[Records contained in a dataset]
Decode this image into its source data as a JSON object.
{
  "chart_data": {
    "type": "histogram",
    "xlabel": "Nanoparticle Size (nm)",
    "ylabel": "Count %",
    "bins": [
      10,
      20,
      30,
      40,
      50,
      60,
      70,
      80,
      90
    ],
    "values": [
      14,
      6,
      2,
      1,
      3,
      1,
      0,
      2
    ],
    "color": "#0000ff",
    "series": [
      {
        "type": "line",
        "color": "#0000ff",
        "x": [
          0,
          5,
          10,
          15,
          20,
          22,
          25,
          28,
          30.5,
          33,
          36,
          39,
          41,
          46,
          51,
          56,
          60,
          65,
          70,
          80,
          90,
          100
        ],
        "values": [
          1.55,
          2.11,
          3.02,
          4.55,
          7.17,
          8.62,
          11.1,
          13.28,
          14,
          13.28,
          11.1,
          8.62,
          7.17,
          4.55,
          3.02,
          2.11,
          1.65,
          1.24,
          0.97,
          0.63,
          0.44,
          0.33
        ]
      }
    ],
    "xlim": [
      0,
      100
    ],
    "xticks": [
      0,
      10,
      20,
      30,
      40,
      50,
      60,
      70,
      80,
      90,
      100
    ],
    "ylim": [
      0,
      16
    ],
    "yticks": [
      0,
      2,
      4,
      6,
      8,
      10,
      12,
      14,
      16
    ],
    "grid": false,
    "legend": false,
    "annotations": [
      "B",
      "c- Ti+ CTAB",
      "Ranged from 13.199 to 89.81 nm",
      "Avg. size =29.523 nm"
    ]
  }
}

---

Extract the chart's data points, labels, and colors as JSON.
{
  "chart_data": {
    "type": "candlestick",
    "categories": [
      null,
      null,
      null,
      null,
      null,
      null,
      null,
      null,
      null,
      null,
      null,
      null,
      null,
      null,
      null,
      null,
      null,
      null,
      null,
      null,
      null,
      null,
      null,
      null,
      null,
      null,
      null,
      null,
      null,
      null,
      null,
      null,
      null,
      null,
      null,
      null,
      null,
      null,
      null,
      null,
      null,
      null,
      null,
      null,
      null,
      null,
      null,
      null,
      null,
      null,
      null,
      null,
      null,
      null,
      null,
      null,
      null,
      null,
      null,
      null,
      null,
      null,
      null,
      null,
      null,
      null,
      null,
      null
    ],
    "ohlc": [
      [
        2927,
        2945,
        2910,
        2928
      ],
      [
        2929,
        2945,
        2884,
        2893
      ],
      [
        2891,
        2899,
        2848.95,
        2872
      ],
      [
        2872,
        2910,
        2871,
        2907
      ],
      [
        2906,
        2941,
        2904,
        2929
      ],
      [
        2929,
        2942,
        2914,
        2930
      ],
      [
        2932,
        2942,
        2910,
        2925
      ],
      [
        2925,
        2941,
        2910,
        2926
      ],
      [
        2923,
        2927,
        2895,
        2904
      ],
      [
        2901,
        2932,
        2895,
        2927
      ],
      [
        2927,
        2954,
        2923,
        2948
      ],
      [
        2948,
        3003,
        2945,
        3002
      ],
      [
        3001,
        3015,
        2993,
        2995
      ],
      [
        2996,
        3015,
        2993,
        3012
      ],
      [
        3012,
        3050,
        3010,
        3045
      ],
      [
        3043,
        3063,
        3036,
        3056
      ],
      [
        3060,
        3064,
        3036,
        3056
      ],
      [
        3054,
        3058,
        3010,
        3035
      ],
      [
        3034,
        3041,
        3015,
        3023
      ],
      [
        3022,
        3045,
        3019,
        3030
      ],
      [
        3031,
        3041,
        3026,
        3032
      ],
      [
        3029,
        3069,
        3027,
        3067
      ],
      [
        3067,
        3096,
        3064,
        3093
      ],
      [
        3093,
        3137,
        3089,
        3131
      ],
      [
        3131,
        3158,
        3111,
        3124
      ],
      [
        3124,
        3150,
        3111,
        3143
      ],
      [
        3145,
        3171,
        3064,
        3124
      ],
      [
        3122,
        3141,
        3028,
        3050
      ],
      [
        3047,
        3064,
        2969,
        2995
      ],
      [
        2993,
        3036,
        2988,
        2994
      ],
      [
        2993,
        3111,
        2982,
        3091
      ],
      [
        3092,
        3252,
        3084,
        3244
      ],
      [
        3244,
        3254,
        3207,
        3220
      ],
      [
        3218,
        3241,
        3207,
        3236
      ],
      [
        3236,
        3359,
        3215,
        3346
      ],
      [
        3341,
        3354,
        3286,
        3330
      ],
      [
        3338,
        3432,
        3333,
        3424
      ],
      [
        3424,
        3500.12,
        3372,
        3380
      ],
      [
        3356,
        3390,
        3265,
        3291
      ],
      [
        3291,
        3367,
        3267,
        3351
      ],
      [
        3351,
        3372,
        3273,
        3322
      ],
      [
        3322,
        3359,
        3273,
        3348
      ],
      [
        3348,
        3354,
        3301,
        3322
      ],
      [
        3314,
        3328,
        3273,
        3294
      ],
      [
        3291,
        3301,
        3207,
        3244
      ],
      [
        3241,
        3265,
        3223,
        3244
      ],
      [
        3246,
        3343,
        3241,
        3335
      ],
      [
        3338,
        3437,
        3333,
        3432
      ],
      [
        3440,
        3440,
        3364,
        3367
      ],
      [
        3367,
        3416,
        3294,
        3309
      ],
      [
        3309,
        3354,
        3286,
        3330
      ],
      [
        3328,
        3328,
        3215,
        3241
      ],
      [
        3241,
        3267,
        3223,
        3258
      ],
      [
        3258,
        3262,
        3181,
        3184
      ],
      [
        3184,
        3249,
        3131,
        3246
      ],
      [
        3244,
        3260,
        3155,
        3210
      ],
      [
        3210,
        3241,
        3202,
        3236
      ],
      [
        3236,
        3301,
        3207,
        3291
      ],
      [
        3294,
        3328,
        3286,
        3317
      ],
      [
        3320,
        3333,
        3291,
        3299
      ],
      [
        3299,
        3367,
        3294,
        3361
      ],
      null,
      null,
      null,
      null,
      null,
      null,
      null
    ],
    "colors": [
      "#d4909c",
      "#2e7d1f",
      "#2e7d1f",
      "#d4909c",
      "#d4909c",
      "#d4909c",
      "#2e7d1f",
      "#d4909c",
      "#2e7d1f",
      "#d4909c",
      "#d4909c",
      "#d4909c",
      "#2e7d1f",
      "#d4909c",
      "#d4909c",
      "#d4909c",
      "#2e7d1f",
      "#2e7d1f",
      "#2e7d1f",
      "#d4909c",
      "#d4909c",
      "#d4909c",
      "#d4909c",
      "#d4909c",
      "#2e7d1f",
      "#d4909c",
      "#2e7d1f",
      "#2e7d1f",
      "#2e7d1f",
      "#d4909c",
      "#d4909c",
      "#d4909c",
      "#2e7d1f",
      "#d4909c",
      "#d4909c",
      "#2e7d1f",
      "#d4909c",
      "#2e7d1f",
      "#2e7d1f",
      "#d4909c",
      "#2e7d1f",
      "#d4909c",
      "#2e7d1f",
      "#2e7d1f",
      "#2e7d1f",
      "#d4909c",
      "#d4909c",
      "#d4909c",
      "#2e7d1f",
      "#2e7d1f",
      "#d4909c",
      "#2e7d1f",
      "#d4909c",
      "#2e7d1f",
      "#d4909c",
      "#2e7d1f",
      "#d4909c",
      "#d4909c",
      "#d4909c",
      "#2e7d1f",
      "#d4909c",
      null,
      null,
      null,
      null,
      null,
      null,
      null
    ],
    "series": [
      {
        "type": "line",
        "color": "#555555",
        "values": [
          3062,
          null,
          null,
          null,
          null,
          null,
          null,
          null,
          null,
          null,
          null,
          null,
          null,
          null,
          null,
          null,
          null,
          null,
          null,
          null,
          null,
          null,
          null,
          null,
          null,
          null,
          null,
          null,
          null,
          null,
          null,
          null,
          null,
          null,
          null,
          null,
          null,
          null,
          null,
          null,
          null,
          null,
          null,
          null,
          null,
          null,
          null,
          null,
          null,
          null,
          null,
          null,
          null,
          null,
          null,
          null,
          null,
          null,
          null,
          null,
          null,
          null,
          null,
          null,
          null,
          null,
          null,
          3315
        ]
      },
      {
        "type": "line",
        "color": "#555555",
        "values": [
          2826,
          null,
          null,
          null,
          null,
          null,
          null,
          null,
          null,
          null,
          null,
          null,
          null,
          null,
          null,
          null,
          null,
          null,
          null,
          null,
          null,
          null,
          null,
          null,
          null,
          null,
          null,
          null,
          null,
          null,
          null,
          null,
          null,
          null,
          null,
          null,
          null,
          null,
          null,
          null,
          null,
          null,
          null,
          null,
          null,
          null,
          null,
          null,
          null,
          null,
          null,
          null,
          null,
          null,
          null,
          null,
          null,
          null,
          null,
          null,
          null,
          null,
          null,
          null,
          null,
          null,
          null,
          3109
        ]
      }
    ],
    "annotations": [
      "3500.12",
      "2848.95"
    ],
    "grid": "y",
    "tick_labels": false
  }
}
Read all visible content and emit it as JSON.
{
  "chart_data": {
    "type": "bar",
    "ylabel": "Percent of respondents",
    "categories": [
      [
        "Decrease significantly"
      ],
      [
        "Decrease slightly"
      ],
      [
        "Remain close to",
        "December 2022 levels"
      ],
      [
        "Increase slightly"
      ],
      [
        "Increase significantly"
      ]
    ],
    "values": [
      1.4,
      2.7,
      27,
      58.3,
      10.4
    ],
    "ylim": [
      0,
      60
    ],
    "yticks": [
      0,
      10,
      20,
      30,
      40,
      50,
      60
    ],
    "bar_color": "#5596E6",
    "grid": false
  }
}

WHAT THE EXERCISE ASKS: Report the number of lines in the entries above that include the string "significantly". Give nothing but the number.

OUTPUT BELOW: 2